WHAT THIS TASK INVOLVES ::
Reproduce the records below with each "acoustic-band" swapped for "acoustic-mode" and every other character left as it is. Omit the pictures from your output.

Excerpts from a layout annotation set ::
++++
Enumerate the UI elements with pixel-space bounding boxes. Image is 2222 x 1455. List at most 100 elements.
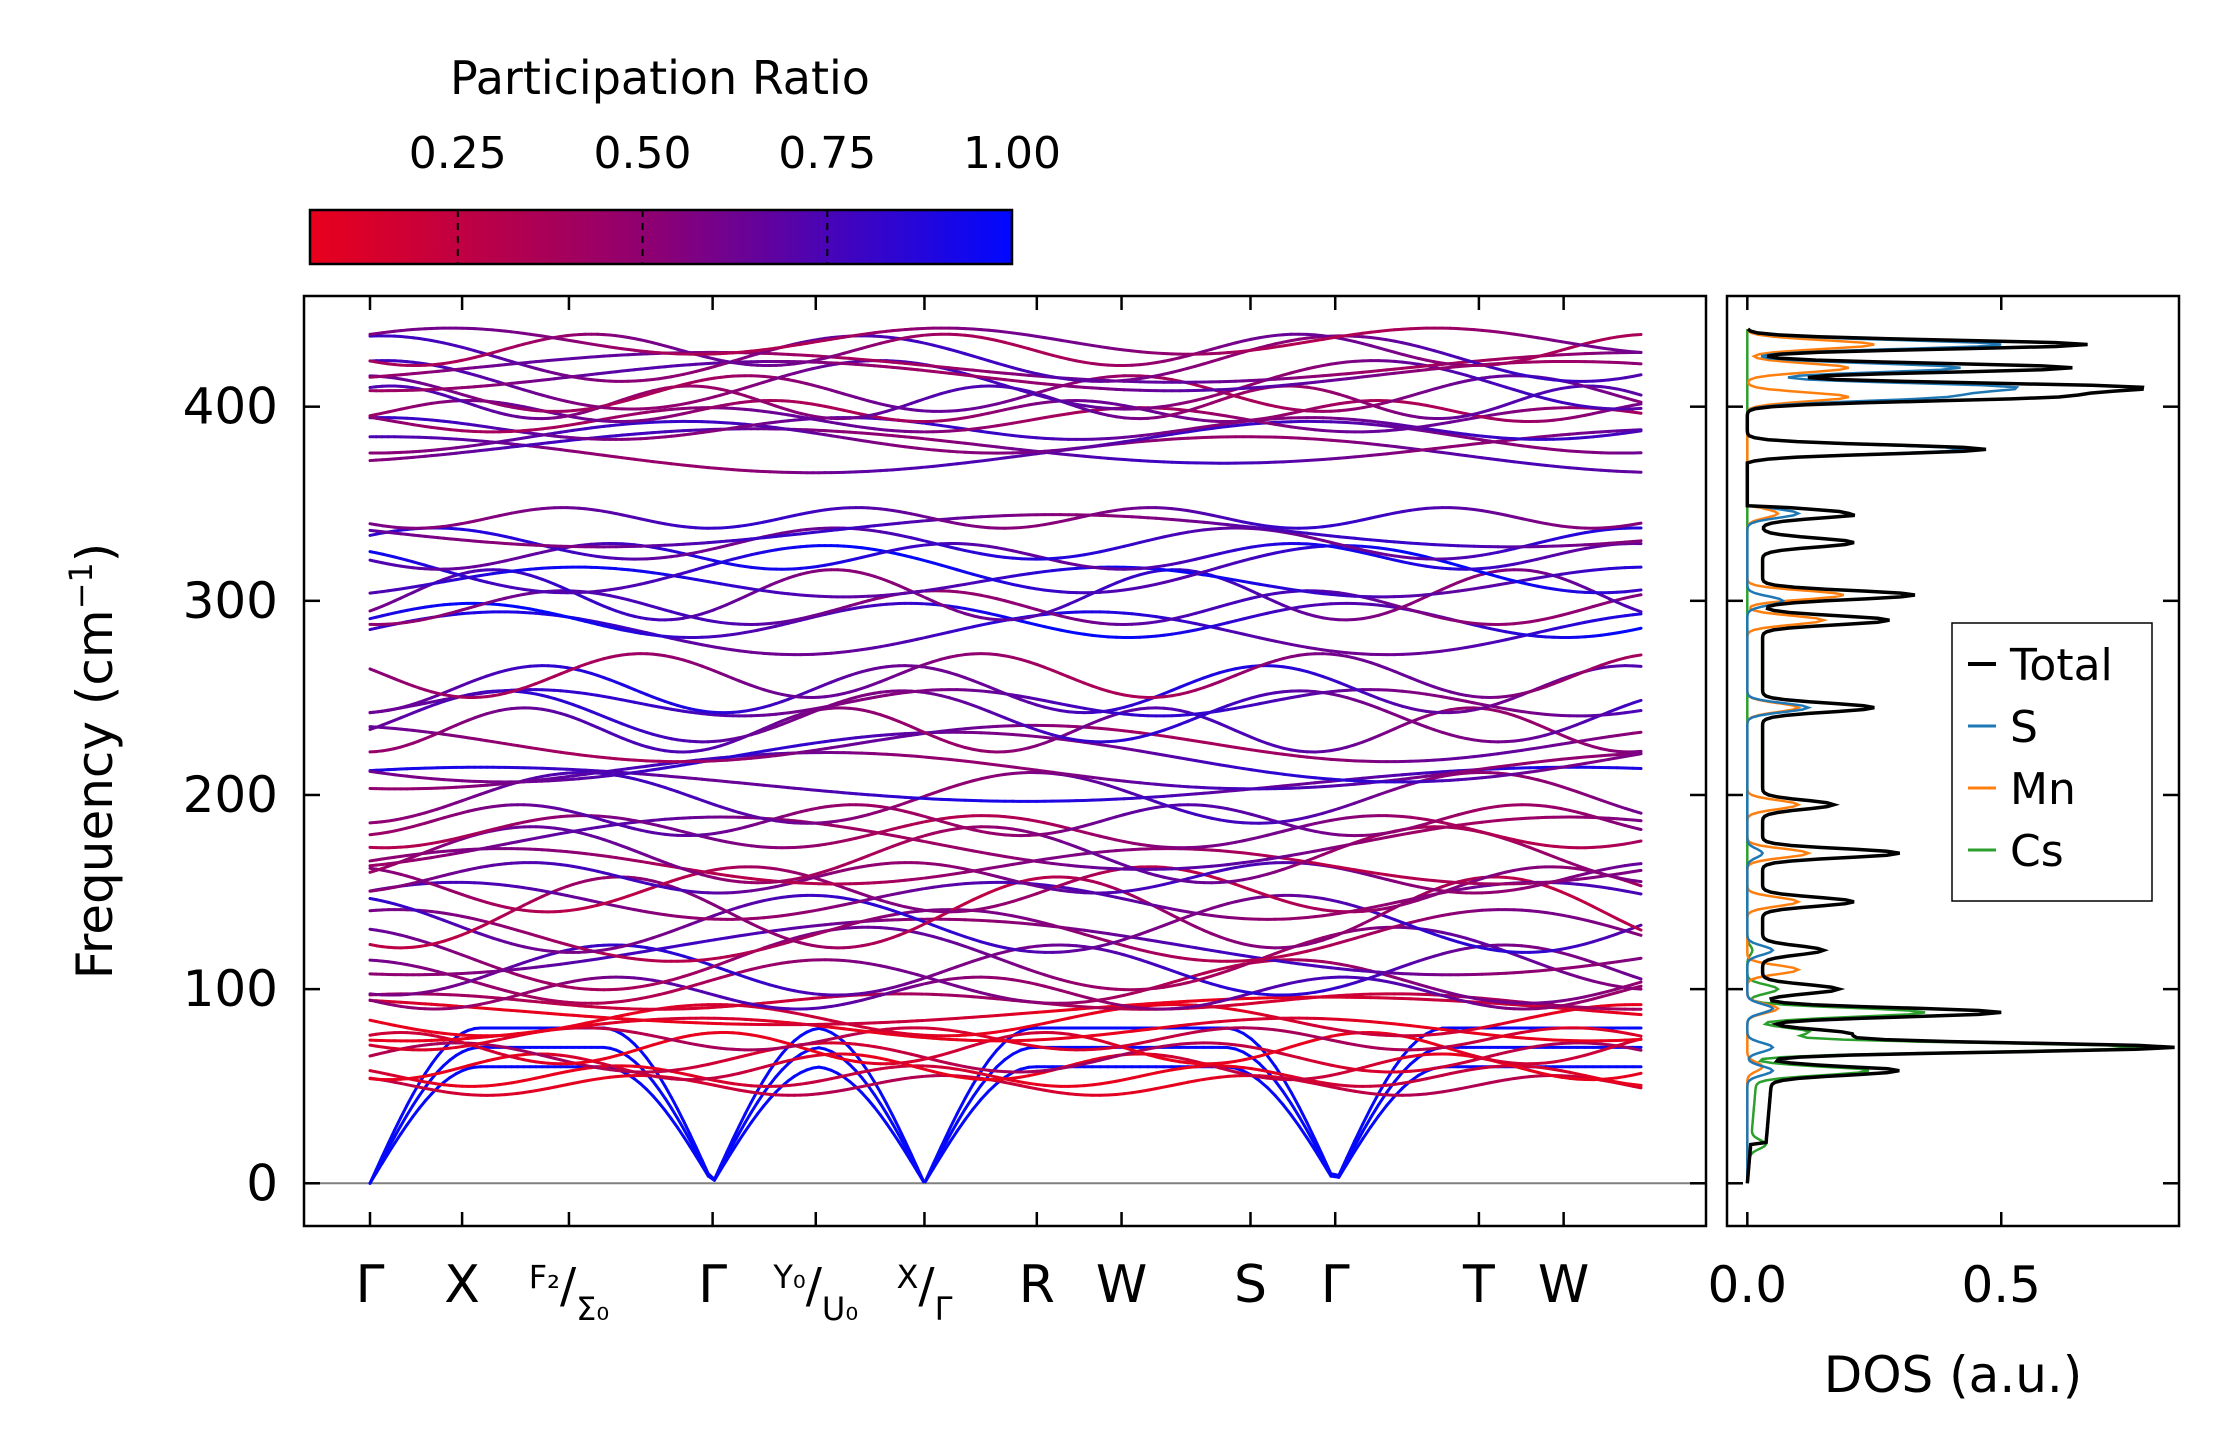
acoustic-band <box>971 1083 983 1099</box>
optical-band <box>915 973 926 978</box>
acoustic-band <box>639 1049 649 1060</box>
acoustic-band <box>947 1112 959 1132</box>
acoustic-band <box>737 1129 747 1143</box>
optical-band <box>915 1074 926 1079</box>
acoustic-band <box>897 1126 907 1143</box>
acoustic-band <box>743 1100 753 1116</box>
acoustic-band <box>955 1118 967 1133</box>
acoustic-band <box>866 1084 876 1096</box>
acoustic-band <box>682 1119 692 1136</box>
acoustic-band <box>423 1062 434 1075</box>
acoustic-band <box>393 1132 403 1145</box>
acoustic-band <box>725 1148 735 1162</box>
acoustic-band <box>423 1092 434 1103</box>
acoustic-band <box>411 1094 421 1107</box>
acoustic-band <box>1353 1122 1365 1143</box>
acoustic-band <box>931 1144 943 1166</box>
acoustic-band <box>380 1151 390 1165</box>
colorbar-title: Participation Ratio <box>450 51 870 105</box>
acoustic-band <box>417 1099 427 1110</box>
acoustic-band <box>725 1143 735 1158</box>
acoustic-band <box>430 1054 440 1066</box>
optical-band <box>1631 986 1643 991</box>
acoustic-band <box>1337 1156 1349 1177</box>
acoustic-band <box>1241 1050 1253 1059</box>
optical-band <box>1631 931 1643 937</box>
acoustic-band <box>374 1154 384 1172</box>
acoustic-band <box>923 1162 935 1183</box>
optical-band <box>1631 818 1643 823</box>
optical-band <box>1631 1047 1643 1052</box>
acoustic-band <box>682 1135 692 1148</box>
acoustic-band <box>669 1106 680 1120</box>
acoustic-band <box>755 1104 766 1116</box>
optical-band <box>1631 1012 1643 1017</box>
acoustic-band <box>762 1097 772 1108</box>
acoustic-band <box>657 1088 667 1100</box>
acoustic-band <box>749 1100 759 1114</box>
acoustic-band <box>1305 1136 1317 1152</box>
acoustic-band <box>737 1121 747 1135</box>
acoustic-band <box>963 1107 975 1122</box>
optical-band <box>915 1057 926 1063</box>
optical-band <box>915 876 926 881</box>
colorbar-tick-labels: 0.25 0.50 0.75 1.00 <box>409 128 1061 179</box>
acoustic-band <box>386 1128 397 1145</box>
acoustic-band <box>1297 1115 1309 1132</box>
acoustic-band <box>1369 1091 1381 1110</box>
optical-band <box>1631 980 1643 986</box>
optical-band <box>915 834 926 840</box>
optical-band <box>1631 1083 1643 1087</box>
acoustic-band <box>1265 1054 1277 1068</box>
acoustic-band <box>885 1102 895 1118</box>
acoustic-band <box>963 1095 975 1111</box>
phonon-bands <box>368 326 1643 1185</box>
acoustic-band <box>1257 1079 1269 1089</box>
optical-band <box>1631 1084 1643 1090</box>
optical-band <box>915 907 926 912</box>
acoustic-band <box>947 1129 959 1145</box>
acoustic-band <box>866 1070 876 1084</box>
acoustic-band <box>1313 1148 1325 1165</box>
acoustic-band <box>872 1105 882 1117</box>
colorbar: Participation Ratio 0.25 0.50 0.75 1.00 <box>308 51 1061 266</box>
acoustic-band <box>651 1094 661 1105</box>
acoustic-band <box>411 1081 421 1096</box>
acoustic-band <box>1369 1114 1381 1129</box>
acoustic-band <box>700 1158 710 1176</box>
acoustic-band <box>1361 1125 1373 1141</box>
acoustic-band <box>405 1114 415 1127</box>
acoustic-band <box>386 1135 397 1150</box>
acoustic-band <box>1297 1124 1309 1140</box>
colorbar-tick-label: 0.25 <box>409 128 507 179</box>
optical-band <box>915 1054 926 1059</box>
acoustic-band <box>386 1141 397 1155</box>
optical-band <box>1631 881 1643 888</box>
acoustic-band <box>663 1109 673 1121</box>
acoustic-band <box>1353 1130 1365 1148</box>
acoustic-band <box>688 1144 698 1158</box>
acoustic-band <box>915 1166 926 1183</box>
acoustic-band <box>939 1128 951 1148</box>
acoustic-band <box>368 1168 378 1185</box>
acoustic-band <box>651 1079 661 1092</box>
acoustic-band <box>1273 1094 1285 1107</box>
acoustic-band <box>1353 1137 1365 1153</box>
acoustic-band <box>939 1134 951 1153</box>
acoustic-band <box>1289 1090 1301 1109</box>
colorbar-tick-label: 0.75 <box>778 128 876 179</box>
acoustic-band <box>891 1131 901 1144</box>
acoustic-band <box>1313 1143 1325 1162</box>
acoustic-band <box>1408 1056 1420 1066</box>
acoustic-band <box>1321 1154 1333 1176</box>
optical-band <box>1631 879 1643 884</box>
acoustic-band <box>897 1133 907 1148</box>
optical-band <box>915 1035 926 1039</box>
acoustic-band <box>1281 1103 1293 1117</box>
acoustic-band <box>768 1075 778 1087</box>
optical-band <box>1631 1032 1643 1038</box>
acoustic-band <box>676 1107 686 1123</box>
acoustic-band <box>663 1084 673 1099</box>
acoustic-band <box>731 1124 741 1141</box>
++++
COMPLETE RESPONSE ::
Enumerate the UI elements with pixel-space bounding boxes. Image is 2222 x 1455. List at most 100 elements.
acoustic-mode <box>971 1083 983 1099</box>
optical-band <box>915 973 926 978</box>
acoustic-mode <box>639 1049 649 1060</box>
acoustic-mode <box>947 1112 959 1132</box>
acoustic-mode <box>737 1129 747 1143</box>
optical-band <box>915 1074 926 1079</box>
acoustic-mode <box>897 1126 907 1143</box>
acoustic-mode <box>743 1100 753 1116</box>
acoustic-mode <box>955 1118 967 1133</box>
acoustic-mode <box>866 1084 876 1096</box>
acoustic-mode <box>682 1119 692 1136</box>
acoustic-mode <box>423 1062 434 1075</box>
acoustic-mode <box>393 1132 403 1145</box>
acoustic-mode <box>725 1148 735 1162</box>
acoustic-mode <box>423 1092 434 1103</box>
acoustic-mode <box>411 1094 421 1107</box>
acoustic-mode <box>1353 1122 1365 1143</box>
acoustic-mode <box>931 1144 943 1166</box>
acoustic-mode <box>380 1151 390 1165</box>
colorbar-title: Participation Ratio <box>450 51 870 105</box>
acoustic-mode <box>417 1099 427 1110</box>
acoustic-mode <box>725 1143 735 1158</box>
acoustic-mode <box>430 1054 440 1066</box>
optical-band <box>1631 986 1643 991</box>
acoustic-mode <box>1337 1156 1349 1177</box>
acoustic-mode <box>1241 1050 1253 1059</box>
optical-band <box>1631 931 1643 937</box>
acoustic-mode <box>374 1154 384 1172</box>
acoustic-mode <box>923 1162 935 1183</box>
optical-band <box>1631 818 1643 823</box>
optical-band <box>1631 1047 1643 1052</box>
acoustic-mode <box>682 1135 692 1148</box>
acoustic-mode <box>669 1106 680 1120</box>
acoustic-mode <box>755 1104 766 1116</box>
optical-band <box>1631 1012 1643 1017</box>
acoustic-mode <box>762 1097 772 1108</box>
acoustic-mode <box>657 1088 667 1100</box>
acoustic-mode <box>749 1100 759 1114</box>
acoustic-mode <box>1305 1136 1317 1152</box>
acoustic-mode <box>737 1121 747 1135</box>
acoustic-mode <box>963 1107 975 1122</box>
optical-band <box>915 1057 926 1063</box>
optical-band <box>915 876 926 881</box>
colorbar-tick-labels: 0.25 0.50 0.75 1.00 <box>409 128 1061 179</box>
acoustic-mode <box>386 1128 397 1145</box>
acoustic-mode <box>1297 1115 1309 1132</box>
acoustic-mode <box>1369 1091 1381 1110</box>
optical-band <box>1631 980 1643 986</box>
optical-band <box>915 834 926 840</box>
optical-band <box>1631 1083 1643 1087</box>
acoustic-mode <box>1265 1054 1277 1068</box>
acoustic-mode <box>885 1102 895 1118</box>
acoustic-mode <box>963 1095 975 1111</box>
phonon-bands <box>368 326 1643 1185</box>
acoustic-mode <box>1257 1079 1269 1089</box>
optical-band <box>1631 1084 1643 1090</box>
optical-band <box>915 907 926 912</box>
acoustic-mode <box>947 1129 959 1145</box>
acoustic-mode <box>866 1070 876 1084</box>
acoustic-mode <box>1313 1148 1325 1165</box>
acoustic-mode <box>872 1105 882 1117</box>
colorbar: Participation Ratio 0.25 0.50 0.75 1.00 <box>308 51 1061 266</box>
acoustic-mode <box>651 1094 661 1105</box>
acoustic-mode <box>411 1081 421 1096</box>
acoustic-mode <box>1369 1114 1381 1129</box>
acoustic-mode <box>700 1158 710 1176</box>
acoustic-mode <box>1361 1125 1373 1141</box>
acoustic-mode <box>405 1114 415 1127</box>
acoustic-mode <box>386 1135 397 1150</box>
acoustic-mode <box>1297 1124 1309 1140</box>
colorbar-tick-label: 0.25 <box>409 128 507 179</box>
optical-band <box>915 1054 926 1059</box>
acoustic-mode <box>386 1141 397 1155</box>
optical-band <box>1631 881 1643 888</box>
acoustic-mode <box>663 1109 673 1121</box>
acoustic-mode <box>1353 1130 1365 1148</box>
acoustic-mode <box>688 1144 698 1158</box>
acoustic-mode <box>915 1166 926 1183</box>
acoustic-mode <box>939 1128 951 1148</box>
acoustic-mode <box>368 1168 378 1185</box>
acoustic-mode <box>651 1079 661 1092</box>
acoustic-mode <box>1273 1094 1285 1107</box>
acoustic-mode <box>1353 1137 1365 1153</box>
acoustic-mode <box>939 1134 951 1153</box>
acoustic-mode <box>1289 1090 1301 1109</box>
colorbar-tick-label: 0.75 <box>778 128 876 179</box>
acoustic-mode <box>891 1131 901 1144</box>
acoustic-mode <box>1313 1143 1325 1162</box>
acoustic-mode <box>1408 1056 1420 1066</box>
acoustic-mode <box>1321 1154 1333 1176</box>
optical-band <box>1631 879 1643 884</box>
acoustic-mode <box>897 1133 907 1148</box>
optical-band <box>915 1035 926 1039</box>
acoustic-mode <box>1281 1103 1293 1117</box>
acoustic-mode <box>768 1075 778 1087</box>
optical-band <box>1631 1032 1643 1038</box>
acoustic-mode <box>676 1107 686 1123</box>
acoustic-mode <box>663 1084 673 1099</box>
acoustic-mode <box>731 1124 741 1141</box>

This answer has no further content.